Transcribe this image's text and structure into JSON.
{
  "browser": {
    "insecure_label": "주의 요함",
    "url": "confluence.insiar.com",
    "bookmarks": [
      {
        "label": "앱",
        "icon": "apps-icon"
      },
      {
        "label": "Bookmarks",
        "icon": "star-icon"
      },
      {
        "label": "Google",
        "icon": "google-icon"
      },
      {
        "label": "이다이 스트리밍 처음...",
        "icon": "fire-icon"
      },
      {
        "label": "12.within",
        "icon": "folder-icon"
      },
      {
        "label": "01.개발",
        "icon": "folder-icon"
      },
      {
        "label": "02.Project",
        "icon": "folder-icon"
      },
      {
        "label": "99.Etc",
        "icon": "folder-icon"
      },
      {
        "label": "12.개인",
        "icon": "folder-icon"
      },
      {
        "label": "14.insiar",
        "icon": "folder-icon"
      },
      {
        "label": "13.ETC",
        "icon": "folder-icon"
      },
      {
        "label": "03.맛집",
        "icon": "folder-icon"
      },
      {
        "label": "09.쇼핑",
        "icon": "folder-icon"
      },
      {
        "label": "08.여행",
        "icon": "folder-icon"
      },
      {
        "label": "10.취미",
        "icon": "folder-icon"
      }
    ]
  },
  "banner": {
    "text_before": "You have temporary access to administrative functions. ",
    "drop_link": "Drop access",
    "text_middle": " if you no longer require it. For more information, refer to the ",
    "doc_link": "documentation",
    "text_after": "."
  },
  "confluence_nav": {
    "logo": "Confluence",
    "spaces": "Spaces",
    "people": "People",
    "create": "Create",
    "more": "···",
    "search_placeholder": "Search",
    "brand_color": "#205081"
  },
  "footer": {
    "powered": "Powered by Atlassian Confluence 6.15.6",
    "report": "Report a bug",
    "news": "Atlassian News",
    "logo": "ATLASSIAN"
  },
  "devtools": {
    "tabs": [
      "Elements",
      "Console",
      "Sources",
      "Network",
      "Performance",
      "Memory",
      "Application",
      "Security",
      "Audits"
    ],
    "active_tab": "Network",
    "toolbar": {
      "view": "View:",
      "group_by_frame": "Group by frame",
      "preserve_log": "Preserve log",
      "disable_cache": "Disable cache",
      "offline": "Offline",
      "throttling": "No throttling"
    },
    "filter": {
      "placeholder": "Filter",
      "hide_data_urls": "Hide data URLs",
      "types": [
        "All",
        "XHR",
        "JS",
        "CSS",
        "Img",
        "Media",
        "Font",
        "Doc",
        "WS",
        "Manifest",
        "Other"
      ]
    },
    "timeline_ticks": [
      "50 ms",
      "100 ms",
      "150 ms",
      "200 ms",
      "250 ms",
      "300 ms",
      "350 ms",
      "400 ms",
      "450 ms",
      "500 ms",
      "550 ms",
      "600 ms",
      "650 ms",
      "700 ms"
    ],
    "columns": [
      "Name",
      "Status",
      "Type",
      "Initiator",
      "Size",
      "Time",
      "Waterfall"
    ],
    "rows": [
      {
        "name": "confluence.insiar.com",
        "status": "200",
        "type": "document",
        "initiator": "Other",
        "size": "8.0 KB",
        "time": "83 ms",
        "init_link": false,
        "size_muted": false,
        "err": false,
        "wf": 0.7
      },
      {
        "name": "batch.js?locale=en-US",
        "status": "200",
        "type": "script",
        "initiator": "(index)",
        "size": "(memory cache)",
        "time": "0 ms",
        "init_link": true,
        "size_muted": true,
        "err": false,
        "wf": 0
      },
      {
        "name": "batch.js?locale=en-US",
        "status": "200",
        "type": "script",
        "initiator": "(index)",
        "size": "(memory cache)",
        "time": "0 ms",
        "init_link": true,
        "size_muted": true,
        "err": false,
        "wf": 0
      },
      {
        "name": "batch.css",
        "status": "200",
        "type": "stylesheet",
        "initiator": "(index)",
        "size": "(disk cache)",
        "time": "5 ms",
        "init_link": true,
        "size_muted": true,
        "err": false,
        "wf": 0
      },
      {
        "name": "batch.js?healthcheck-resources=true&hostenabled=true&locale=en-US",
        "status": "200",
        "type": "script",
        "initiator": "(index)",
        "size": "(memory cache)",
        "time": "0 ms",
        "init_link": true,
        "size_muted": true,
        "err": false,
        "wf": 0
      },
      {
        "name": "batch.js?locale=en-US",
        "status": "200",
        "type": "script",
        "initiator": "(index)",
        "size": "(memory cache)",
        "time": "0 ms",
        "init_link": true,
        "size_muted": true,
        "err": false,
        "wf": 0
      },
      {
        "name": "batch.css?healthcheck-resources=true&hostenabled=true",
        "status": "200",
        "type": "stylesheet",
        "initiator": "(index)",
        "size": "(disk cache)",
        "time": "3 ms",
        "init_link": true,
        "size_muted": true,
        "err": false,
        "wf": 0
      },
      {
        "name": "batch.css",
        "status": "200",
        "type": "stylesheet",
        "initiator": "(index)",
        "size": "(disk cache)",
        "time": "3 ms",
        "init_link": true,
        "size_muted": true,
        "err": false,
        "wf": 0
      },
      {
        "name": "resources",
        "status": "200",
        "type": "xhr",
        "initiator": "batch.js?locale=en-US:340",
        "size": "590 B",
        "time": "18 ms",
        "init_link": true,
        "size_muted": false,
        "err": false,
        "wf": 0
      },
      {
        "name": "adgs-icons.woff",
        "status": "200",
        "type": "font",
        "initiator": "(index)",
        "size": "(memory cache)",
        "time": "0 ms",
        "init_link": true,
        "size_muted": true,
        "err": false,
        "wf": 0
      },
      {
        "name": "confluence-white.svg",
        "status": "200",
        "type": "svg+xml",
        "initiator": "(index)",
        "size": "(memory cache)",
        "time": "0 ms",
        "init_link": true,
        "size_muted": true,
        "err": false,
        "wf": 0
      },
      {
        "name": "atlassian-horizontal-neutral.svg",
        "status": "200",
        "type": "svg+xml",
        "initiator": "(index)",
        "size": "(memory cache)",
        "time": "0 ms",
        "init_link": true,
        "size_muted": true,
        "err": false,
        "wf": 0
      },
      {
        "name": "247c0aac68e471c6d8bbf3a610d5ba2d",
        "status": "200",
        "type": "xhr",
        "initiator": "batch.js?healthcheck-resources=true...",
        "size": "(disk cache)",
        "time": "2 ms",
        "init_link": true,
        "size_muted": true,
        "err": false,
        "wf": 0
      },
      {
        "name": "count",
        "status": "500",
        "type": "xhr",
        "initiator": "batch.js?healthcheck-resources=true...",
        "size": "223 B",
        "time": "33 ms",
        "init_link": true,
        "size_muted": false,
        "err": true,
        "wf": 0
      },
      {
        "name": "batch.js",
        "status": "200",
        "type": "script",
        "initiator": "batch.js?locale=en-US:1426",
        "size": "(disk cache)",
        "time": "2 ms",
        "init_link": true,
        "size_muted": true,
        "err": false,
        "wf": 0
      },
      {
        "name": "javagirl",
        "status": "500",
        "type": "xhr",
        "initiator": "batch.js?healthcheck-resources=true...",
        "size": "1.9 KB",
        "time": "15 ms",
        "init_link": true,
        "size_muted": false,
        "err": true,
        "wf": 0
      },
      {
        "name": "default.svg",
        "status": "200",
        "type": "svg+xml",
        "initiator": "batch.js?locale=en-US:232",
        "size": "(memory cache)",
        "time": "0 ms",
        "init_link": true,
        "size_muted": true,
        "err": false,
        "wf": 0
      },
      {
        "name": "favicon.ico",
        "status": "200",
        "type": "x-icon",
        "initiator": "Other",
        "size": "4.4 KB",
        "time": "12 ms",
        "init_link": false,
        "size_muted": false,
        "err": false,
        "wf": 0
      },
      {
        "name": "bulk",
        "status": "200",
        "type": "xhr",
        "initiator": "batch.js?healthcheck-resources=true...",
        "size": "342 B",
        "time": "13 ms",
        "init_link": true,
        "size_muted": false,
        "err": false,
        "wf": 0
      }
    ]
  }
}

TASK PROMPT:
Your task is to list each line of the records with the word "more".

PROBLEM SOLUTION:
    "text_middle": " if you no longer require it. For more information, refer to the ",
    "more": "···",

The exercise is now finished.